▶ _WHAT YOU SHOULD DO_:
Extract every line that includes the string "GRUPOS".
— Begin —
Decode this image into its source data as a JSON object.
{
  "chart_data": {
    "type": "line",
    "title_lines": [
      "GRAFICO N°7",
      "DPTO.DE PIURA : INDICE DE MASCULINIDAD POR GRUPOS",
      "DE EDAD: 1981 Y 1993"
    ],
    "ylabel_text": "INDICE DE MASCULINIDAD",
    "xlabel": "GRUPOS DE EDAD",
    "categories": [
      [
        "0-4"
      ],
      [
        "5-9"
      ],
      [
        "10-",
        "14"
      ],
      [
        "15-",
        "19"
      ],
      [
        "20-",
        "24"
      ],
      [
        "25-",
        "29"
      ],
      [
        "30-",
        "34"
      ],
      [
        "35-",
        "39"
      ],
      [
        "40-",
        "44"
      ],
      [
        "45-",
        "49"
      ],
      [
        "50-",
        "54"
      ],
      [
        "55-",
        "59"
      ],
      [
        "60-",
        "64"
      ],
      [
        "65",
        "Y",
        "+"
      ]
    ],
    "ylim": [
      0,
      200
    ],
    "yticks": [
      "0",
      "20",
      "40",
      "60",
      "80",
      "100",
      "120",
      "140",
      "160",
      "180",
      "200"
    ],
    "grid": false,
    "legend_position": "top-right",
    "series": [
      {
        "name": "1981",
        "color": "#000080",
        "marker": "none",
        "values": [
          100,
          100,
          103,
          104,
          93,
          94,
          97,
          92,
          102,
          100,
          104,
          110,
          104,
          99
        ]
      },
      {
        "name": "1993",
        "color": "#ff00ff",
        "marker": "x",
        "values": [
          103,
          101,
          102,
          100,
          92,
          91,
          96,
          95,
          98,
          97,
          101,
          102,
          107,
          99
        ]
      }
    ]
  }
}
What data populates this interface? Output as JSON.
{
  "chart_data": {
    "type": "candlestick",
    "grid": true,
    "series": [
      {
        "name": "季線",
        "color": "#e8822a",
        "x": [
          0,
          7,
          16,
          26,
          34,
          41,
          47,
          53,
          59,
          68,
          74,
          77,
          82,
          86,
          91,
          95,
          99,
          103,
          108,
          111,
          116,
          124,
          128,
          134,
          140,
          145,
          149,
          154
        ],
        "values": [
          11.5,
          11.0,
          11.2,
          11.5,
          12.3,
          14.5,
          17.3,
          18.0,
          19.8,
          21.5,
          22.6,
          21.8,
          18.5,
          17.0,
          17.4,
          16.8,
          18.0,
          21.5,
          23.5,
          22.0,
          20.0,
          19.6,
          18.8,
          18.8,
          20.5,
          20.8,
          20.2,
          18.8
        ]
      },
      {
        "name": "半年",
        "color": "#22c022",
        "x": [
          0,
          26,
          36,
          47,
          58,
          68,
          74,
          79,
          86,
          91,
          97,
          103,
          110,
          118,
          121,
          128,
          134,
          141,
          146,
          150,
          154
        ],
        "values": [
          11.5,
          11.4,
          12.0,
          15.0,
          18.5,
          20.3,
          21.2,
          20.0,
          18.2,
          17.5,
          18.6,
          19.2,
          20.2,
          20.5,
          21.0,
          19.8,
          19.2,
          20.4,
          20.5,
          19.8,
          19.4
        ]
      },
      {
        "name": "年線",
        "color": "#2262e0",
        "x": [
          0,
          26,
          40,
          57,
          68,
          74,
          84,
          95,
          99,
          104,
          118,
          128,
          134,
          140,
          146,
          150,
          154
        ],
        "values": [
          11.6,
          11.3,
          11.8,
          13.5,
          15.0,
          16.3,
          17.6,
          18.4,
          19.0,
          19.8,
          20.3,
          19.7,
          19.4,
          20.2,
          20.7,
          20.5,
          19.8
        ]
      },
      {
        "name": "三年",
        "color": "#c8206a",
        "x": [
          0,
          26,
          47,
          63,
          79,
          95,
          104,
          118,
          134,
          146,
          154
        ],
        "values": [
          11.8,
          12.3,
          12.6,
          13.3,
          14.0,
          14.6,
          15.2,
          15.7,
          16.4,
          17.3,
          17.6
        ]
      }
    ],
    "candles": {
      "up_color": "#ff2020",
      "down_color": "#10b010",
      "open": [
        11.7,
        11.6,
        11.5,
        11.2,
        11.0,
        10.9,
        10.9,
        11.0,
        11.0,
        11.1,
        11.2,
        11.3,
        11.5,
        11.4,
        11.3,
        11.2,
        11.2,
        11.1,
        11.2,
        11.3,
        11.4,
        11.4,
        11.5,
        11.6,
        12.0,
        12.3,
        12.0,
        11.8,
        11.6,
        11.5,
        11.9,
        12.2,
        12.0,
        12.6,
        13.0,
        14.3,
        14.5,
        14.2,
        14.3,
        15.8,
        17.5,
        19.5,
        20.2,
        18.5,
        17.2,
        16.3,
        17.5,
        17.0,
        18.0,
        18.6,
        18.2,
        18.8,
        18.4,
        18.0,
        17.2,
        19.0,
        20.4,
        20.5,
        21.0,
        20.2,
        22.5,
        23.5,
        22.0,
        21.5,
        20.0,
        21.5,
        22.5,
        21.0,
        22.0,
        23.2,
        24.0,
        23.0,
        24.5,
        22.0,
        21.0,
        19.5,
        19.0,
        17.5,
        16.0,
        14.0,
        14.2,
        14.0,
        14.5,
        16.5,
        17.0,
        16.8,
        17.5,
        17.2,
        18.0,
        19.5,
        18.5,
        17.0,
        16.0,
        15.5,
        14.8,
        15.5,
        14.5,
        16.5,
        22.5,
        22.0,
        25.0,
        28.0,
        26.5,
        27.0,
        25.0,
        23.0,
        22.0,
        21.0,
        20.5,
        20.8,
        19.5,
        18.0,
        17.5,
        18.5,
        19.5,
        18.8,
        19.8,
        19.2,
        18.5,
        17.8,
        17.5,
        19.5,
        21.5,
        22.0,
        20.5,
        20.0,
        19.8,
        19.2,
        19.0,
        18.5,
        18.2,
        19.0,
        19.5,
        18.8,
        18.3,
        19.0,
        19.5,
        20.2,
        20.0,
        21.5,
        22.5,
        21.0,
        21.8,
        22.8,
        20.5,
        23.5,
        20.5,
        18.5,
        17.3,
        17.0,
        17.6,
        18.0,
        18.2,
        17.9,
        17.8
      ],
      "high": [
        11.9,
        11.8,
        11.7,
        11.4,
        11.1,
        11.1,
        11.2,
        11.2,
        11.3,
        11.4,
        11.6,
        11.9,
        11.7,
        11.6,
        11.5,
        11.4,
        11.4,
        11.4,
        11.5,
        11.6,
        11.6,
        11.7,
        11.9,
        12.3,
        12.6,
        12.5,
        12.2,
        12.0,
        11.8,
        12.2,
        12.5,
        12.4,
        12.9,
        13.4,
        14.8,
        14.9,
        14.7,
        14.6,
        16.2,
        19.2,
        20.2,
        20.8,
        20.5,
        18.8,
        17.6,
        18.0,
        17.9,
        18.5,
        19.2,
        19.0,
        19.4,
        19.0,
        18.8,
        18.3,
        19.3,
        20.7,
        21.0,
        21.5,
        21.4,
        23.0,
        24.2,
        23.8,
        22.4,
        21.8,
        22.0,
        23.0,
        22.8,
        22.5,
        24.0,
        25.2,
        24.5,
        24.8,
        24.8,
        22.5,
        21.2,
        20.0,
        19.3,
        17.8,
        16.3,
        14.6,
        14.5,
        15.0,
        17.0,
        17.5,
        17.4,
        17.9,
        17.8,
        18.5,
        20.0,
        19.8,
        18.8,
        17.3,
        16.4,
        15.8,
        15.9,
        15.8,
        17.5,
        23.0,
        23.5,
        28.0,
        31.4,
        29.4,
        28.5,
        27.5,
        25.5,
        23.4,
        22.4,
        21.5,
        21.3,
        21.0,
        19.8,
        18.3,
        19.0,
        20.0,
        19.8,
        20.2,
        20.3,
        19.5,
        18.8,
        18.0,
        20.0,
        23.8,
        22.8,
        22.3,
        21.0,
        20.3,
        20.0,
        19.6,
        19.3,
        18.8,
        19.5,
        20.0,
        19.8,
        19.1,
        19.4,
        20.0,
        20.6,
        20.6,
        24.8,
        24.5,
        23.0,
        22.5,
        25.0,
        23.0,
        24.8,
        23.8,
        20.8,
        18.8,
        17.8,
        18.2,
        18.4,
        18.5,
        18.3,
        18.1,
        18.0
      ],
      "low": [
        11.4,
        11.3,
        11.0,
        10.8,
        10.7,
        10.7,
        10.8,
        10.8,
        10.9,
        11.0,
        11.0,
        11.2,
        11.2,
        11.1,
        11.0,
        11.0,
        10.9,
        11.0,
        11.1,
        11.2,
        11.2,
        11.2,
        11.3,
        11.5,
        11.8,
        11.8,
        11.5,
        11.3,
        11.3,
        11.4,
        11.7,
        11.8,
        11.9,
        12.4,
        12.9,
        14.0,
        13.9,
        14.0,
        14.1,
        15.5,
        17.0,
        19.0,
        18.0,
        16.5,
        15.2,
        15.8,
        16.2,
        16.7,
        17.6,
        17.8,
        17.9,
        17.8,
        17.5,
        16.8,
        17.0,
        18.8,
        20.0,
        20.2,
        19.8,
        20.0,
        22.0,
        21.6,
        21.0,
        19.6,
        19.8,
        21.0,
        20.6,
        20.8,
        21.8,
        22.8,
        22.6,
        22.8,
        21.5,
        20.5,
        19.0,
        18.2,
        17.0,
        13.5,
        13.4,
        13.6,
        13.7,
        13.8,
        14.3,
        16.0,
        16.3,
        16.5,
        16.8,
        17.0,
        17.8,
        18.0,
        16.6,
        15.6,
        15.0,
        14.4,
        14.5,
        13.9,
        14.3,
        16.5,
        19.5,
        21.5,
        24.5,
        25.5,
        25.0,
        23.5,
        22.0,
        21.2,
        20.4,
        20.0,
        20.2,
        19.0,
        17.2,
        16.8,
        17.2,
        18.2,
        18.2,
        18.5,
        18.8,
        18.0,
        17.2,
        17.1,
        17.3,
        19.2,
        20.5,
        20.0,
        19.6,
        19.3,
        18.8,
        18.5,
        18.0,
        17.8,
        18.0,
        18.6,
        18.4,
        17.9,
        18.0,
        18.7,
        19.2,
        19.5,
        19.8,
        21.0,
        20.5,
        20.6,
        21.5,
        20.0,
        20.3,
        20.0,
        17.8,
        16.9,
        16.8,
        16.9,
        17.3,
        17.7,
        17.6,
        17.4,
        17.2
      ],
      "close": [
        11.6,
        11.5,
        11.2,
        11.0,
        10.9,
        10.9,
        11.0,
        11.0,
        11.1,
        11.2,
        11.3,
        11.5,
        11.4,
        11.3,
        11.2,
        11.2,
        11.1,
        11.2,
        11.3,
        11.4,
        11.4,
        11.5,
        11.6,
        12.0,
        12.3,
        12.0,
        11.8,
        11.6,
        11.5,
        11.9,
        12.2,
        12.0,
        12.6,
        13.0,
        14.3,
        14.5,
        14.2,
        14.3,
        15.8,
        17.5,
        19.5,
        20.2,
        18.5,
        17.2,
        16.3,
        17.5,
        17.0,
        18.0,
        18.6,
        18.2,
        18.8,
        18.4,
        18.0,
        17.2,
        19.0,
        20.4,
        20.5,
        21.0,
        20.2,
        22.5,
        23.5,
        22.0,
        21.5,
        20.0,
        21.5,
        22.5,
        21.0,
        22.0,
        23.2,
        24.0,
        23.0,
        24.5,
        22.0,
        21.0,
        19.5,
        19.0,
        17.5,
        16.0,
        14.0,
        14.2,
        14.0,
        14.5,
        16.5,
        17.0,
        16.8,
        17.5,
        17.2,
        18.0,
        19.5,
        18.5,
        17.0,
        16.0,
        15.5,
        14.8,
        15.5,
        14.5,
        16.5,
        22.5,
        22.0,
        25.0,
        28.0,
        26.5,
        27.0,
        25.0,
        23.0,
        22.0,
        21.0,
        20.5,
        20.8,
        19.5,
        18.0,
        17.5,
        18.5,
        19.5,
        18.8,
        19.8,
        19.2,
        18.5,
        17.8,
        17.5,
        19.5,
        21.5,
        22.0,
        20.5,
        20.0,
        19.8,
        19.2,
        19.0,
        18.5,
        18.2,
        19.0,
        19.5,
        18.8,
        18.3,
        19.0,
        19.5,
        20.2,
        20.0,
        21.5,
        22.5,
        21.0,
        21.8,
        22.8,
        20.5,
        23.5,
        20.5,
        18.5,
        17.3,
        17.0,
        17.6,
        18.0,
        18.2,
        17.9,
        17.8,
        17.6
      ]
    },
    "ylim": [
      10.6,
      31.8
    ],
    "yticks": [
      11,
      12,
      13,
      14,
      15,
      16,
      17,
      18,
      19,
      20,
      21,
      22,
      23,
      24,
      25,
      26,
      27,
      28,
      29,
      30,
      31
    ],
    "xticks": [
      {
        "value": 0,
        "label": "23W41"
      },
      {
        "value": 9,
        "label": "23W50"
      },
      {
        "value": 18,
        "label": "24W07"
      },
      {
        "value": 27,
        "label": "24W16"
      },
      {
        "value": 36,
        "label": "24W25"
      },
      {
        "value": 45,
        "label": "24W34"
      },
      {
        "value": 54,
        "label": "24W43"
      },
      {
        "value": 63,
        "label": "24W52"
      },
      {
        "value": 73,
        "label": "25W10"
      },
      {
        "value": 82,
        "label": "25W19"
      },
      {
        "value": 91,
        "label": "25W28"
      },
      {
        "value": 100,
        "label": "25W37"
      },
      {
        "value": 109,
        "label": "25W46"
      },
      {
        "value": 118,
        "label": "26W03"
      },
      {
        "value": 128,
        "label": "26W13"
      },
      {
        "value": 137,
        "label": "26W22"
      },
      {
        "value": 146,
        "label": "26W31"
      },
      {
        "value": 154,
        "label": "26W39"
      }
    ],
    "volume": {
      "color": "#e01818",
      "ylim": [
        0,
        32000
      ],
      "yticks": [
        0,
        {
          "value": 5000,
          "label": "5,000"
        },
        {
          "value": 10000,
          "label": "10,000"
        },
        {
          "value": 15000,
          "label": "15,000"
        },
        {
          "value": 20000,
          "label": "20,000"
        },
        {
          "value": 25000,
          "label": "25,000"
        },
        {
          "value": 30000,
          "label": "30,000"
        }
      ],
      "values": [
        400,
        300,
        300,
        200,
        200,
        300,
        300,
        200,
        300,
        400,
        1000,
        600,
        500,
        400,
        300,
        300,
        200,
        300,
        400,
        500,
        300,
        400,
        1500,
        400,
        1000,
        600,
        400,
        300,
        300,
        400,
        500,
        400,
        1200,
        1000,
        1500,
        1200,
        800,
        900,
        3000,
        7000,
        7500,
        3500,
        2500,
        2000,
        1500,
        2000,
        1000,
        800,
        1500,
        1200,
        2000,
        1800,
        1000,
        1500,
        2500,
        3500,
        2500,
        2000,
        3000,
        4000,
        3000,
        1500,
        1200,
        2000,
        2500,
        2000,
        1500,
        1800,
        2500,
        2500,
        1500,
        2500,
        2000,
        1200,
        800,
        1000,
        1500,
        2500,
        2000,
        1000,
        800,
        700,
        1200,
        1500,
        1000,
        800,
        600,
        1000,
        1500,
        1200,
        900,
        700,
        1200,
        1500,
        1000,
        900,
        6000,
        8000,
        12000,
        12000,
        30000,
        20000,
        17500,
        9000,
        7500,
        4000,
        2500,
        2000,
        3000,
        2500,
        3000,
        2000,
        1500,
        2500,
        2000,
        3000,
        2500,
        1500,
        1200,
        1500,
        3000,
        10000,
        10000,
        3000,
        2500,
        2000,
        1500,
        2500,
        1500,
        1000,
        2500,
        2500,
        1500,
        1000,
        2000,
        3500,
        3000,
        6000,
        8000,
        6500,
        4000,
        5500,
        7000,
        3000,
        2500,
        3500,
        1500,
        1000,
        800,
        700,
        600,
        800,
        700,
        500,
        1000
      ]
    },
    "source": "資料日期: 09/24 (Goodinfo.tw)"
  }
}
— End —
▶ _TASK SOLUTION_:
      "DPTO.DE PIURA : INDICE DE MASCULINIDAD POR GRUPOS",
    "xlabel": "GRUPOS DE EDAD",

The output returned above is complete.